* [The problem]: The records that follow are to be repeated exactly, with the pictures removed.

— start of Rows —

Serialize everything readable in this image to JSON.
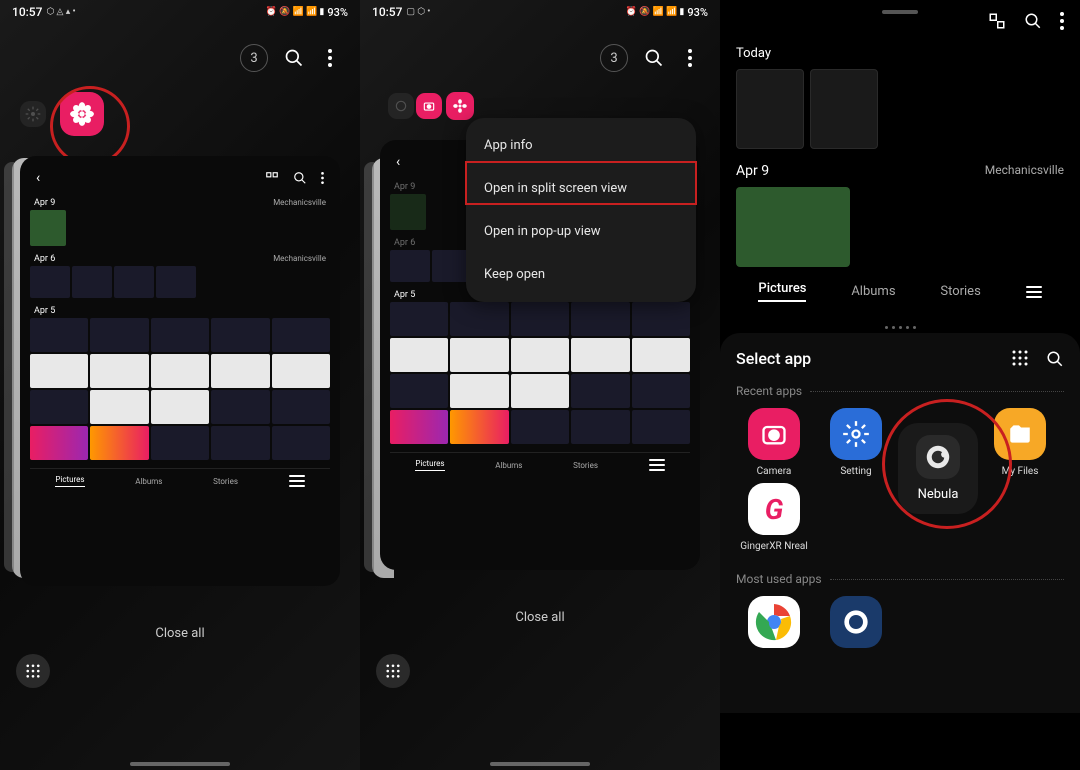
{
  "status": {
    "time": "10:57",
    "battery": "93%",
    "icons_left": "⬡ ◬ ▴ •",
    "icons_right": "⏰ 🔕 📶 📶 ▮"
  },
  "recents": {
    "count": "3",
    "close_all": "Close all"
  },
  "gallery_card": {
    "date1": "Apr 9",
    "date2": "Apr 6",
    "date3": "Apr 5",
    "location": "Mechanicsville",
    "tabs": {
      "pictures": "Pictures",
      "albums": "Albums",
      "stories": "Stories"
    }
  },
  "context_menu": {
    "app_info": "App info",
    "split": "Open in split screen view",
    "popup": "Open in pop-up view",
    "keep": "Keep open"
  },
  "panel3": {
    "today": "Today",
    "date": "Apr 9",
    "location": "Mechanicsville",
    "tabs": {
      "pictures": "Pictures",
      "albums": "Albums",
      "stories": "Stories"
    },
    "select_app": "Select app",
    "recent_apps": "Recent apps",
    "most_used": "Most used apps",
    "apps": {
      "camera": "Camera",
      "settings": "Setting",
      "nebula": "Nebula",
      "files": "My Files",
      "ginger": "GingerXR Nreal"
    }
  }
}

— end of Rows —

* [Solution for this task]:
Serialize everything readable in this image to JSON.
{
  "status": {
    "time": "10:57",
    "battery": "93%",
    "icons_left": "⬡ ◬ ▴ •",
    "icons_right": "⏰ 🔕 📶 📶 ▮"
  },
  "recents": {
    "count": "3",
    "close_all": "Close all"
  },
  "gallery_card": {
    "date1": "Apr 9",
    "date2": "Apr 6",
    "date3": "Apr 5",
    "location": "Mechanicsville",
    "tabs": {
      "pictures": "Pictures",
      "albums": "Albums",
      "stories": "Stories"
    }
  },
  "context_menu": {
    "app_info": "App info",
    "split": "Open in split screen view",
    "popup": "Open in pop-up view",
    "keep": "Keep open"
  },
  "panel3": {
    "today": "Today",
    "date": "Apr 9",
    "location": "Mechanicsville",
    "tabs": {
      "pictures": "Pictures",
      "albums": "Albums",
      "stories": "Stories"
    },
    "select_app": "Select app",
    "recent_apps": "Recent apps",
    "most_used": "Most used apps",
    "apps": {
      "camera": "Camera",
      "settings": "Setting",
      "nebula": "Nebula",
      "files": "My Files",
      "ginger": "GingerXR Nreal"
    }
  }
}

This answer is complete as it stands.